What is expected: Scan the data. Collect each line that contains the word "Ярославич".

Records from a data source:
┄┄┄┄┄┄┄┄┄┄┄┄┄┄┄┄┄┄┄┄

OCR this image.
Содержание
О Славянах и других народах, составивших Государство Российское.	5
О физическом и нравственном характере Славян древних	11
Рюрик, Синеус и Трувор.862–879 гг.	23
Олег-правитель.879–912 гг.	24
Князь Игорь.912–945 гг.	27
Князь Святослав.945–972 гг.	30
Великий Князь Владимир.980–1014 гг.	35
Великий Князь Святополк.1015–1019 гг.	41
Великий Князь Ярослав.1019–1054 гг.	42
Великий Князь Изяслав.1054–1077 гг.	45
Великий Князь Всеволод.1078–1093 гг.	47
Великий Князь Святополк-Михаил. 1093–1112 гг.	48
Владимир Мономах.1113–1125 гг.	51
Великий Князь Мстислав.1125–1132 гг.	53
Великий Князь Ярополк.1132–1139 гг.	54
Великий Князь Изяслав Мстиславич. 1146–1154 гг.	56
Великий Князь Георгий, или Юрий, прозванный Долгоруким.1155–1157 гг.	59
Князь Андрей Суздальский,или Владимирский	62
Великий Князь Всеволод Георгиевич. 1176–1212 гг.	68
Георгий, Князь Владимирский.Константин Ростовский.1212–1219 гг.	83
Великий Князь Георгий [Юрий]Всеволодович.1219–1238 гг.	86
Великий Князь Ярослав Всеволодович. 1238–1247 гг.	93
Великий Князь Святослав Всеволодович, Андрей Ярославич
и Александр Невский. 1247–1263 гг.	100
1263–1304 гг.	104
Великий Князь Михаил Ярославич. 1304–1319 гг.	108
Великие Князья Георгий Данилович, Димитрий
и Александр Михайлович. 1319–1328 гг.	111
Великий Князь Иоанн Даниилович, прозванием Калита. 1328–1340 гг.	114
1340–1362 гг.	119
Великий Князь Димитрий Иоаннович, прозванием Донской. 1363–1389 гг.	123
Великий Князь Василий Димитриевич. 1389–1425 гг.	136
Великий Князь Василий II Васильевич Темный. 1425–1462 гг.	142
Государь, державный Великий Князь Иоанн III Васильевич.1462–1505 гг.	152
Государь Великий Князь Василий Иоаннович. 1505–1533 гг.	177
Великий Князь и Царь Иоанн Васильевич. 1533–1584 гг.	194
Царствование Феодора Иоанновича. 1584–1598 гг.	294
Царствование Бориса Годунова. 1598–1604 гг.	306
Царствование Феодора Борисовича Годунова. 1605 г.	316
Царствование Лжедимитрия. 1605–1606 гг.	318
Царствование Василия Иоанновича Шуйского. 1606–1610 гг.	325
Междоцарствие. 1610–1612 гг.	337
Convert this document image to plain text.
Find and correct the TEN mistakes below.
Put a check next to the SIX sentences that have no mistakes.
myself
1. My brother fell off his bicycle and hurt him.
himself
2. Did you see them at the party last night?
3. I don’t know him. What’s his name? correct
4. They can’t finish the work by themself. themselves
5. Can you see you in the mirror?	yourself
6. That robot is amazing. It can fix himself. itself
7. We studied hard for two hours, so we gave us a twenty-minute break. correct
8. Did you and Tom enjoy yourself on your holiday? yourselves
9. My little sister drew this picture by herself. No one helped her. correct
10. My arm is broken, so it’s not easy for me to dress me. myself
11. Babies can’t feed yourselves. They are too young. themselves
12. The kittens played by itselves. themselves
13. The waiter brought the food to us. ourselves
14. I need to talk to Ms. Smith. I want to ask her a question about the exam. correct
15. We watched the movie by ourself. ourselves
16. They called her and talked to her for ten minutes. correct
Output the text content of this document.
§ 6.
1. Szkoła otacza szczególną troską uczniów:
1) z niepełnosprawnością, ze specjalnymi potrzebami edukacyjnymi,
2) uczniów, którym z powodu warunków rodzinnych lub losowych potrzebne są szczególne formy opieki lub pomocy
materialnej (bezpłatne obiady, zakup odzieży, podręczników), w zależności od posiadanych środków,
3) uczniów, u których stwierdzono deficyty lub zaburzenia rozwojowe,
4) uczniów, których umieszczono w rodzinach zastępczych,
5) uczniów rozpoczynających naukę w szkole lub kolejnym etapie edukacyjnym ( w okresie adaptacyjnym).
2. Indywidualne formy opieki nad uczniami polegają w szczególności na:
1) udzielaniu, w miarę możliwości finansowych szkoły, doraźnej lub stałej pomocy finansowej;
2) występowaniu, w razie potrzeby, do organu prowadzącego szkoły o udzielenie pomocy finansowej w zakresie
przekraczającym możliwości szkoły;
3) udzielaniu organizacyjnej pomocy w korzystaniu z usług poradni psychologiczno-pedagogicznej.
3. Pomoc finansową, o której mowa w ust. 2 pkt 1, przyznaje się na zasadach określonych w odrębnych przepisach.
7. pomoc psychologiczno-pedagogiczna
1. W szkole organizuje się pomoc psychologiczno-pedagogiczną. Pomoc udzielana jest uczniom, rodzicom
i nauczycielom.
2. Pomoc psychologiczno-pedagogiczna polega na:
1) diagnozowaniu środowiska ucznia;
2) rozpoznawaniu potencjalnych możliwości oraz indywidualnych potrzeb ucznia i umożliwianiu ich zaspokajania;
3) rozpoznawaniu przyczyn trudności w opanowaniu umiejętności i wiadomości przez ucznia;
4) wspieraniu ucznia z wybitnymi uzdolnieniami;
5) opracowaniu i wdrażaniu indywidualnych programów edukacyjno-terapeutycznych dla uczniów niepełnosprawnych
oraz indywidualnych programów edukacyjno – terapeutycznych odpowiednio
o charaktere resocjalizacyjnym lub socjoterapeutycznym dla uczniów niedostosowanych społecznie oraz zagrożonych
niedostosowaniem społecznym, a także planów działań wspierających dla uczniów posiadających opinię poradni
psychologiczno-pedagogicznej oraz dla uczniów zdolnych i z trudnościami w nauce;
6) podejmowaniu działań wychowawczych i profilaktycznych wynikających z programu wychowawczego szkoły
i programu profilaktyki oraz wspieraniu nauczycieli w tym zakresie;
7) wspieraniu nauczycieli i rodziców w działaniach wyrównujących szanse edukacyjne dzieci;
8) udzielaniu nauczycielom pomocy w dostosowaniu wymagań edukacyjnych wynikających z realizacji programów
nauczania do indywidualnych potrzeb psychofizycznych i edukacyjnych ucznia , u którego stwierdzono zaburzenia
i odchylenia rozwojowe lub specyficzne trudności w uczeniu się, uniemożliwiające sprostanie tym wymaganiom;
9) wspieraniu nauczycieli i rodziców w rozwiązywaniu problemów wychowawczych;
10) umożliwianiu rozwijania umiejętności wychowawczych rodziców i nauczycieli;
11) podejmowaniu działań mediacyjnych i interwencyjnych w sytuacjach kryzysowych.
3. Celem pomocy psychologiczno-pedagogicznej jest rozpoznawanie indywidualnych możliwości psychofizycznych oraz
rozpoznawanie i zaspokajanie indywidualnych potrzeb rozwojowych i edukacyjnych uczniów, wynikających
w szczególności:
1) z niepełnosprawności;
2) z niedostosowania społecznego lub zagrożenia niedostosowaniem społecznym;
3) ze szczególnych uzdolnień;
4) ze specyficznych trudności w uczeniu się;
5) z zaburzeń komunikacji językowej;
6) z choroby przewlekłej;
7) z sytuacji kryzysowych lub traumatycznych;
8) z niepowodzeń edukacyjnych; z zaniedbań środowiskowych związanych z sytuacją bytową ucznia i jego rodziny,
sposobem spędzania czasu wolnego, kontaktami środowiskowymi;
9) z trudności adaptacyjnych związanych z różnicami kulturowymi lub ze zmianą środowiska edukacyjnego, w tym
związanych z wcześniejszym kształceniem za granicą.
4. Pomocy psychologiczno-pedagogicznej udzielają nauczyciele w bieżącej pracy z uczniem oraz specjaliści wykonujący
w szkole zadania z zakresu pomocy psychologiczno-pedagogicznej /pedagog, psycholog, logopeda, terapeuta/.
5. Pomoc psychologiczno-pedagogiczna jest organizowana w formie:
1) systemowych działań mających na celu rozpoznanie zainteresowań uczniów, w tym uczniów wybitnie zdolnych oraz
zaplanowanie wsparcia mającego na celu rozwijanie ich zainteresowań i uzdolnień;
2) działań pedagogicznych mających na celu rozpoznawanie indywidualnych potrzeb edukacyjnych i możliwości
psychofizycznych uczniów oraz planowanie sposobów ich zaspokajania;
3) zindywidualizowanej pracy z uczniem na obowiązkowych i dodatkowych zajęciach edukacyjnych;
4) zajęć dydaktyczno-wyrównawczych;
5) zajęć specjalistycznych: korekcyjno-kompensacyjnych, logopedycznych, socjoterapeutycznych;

┄┄┄┄┄┄┄┄┄┄┄┄┄┄┄┄┄┄┄┄

Solution for this exercise:
Великий Князь Святослав Всеволодович, Андрей Ярославич
Великий Князь Михаил Ярославич. 1304–1319 гг.	108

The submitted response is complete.